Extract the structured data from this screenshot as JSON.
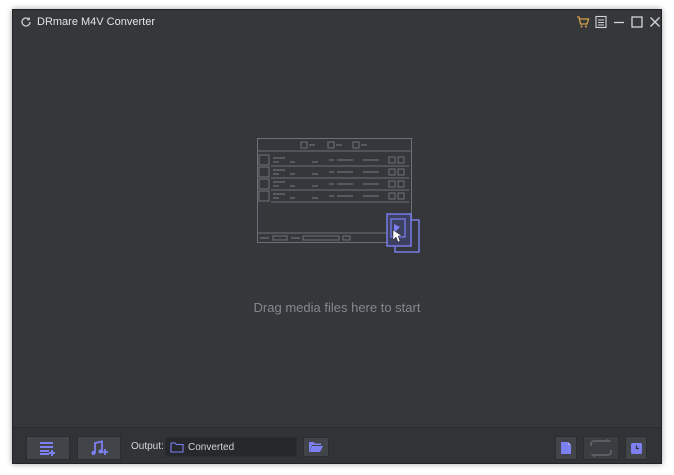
{
  "window": {
    "title": "DRmare M4V Converter"
  },
  "icons": {
    "app": "refresh-circle-icon",
    "cart": "cart-icon",
    "menu": "menu-list-icon",
    "minimize": "minimize-icon",
    "maximize": "maximize-icon",
    "close": "close-icon",
    "add_files": "add-files-icon",
    "add_audio": "add-audio-icon",
    "folder": "folder-icon",
    "browse": "open-folder-icon",
    "format": "format-file-icon",
    "convert": "convert-icon",
    "history": "history-icon"
  },
  "main": {
    "hint": "Drag media files here to start"
  },
  "bottom": {
    "output_label": "Output:",
    "output_value": "Converted"
  },
  "colors": {
    "accent": "#7c80f2",
    "background": "#35373a",
    "cart": "#d9a24c"
  }
}
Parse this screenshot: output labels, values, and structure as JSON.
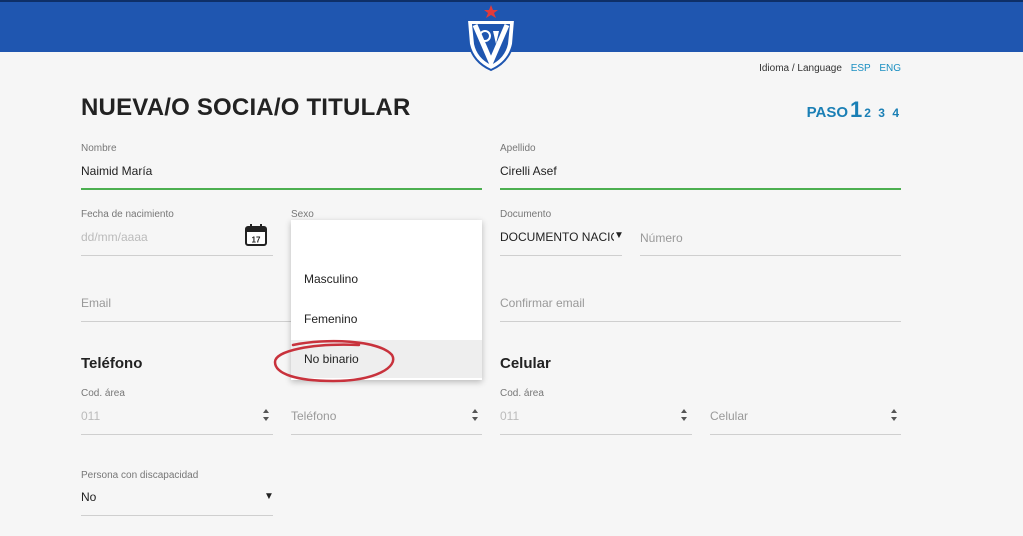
{
  "header": {
    "brand_color": "#1f56b0",
    "logo_icon": "club-crest-icon"
  },
  "language": {
    "label": "Idioma / Language",
    "options": [
      "ESP",
      "ENG"
    ]
  },
  "page": {
    "title": "NUEVA/O SOCIA/O TITULAR",
    "step_label": "PASO",
    "step_current": "1",
    "steps_remaining": "2 3 4"
  },
  "form": {
    "nombre": {
      "label": "Nombre",
      "value": "Naimid María"
    },
    "apellido": {
      "label": "Apellido",
      "value": "Cirelli Asef"
    },
    "fecha": {
      "label": "Fecha de nacimiento",
      "placeholder": "dd/mm/aaaa",
      "calendar_day": "17"
    },
    "sexo": {
      "label": "Sexo",
      "options": [
        "Masculino",
        "Femenino",
        "No binario"
      ],
      "highlighted": "No binario"
    },
    "documento": {
      "label": "Documento",
      "value": "DOCUMENTO NACION"
    },
    "numero": {
      "placeholder": "Número"
    },
    "email": {
      "placeholder": "Email"
    },
    "confirmar_email": {
      "placeholder": "Confirmar email"
    },
    "telefono_section": {
      "title": "Teléfono",
      "cod_label": "Cod. área",
      "cod_placeholder": "011",
      "num_placeholder": "Teléfono"
    },
    "celular_section": {
      "title": "Celular",
      "cod_label": "Cod. área",
      "cod_placeholder": "011",
      "num_placeholder": "Celular"
    },
    "discapacidad": {
      "label": "Persona con discapacidad",
      "value": "No"
    }
  },
  "colors": {
    "accent": "#1a7fb5",
    "active_underline": "#4caf50",
    "annotation": "#c8323c"
  }
}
========
**Short problem**.
Point out every line holding the string "title" and copy it.

**Exercise response**.
    "title": "DRmare M4V Converter"
    "title": "NUEVA/O SOCIA/O TITULAR",
      "title": "Teléfono",
      "title": "Celular",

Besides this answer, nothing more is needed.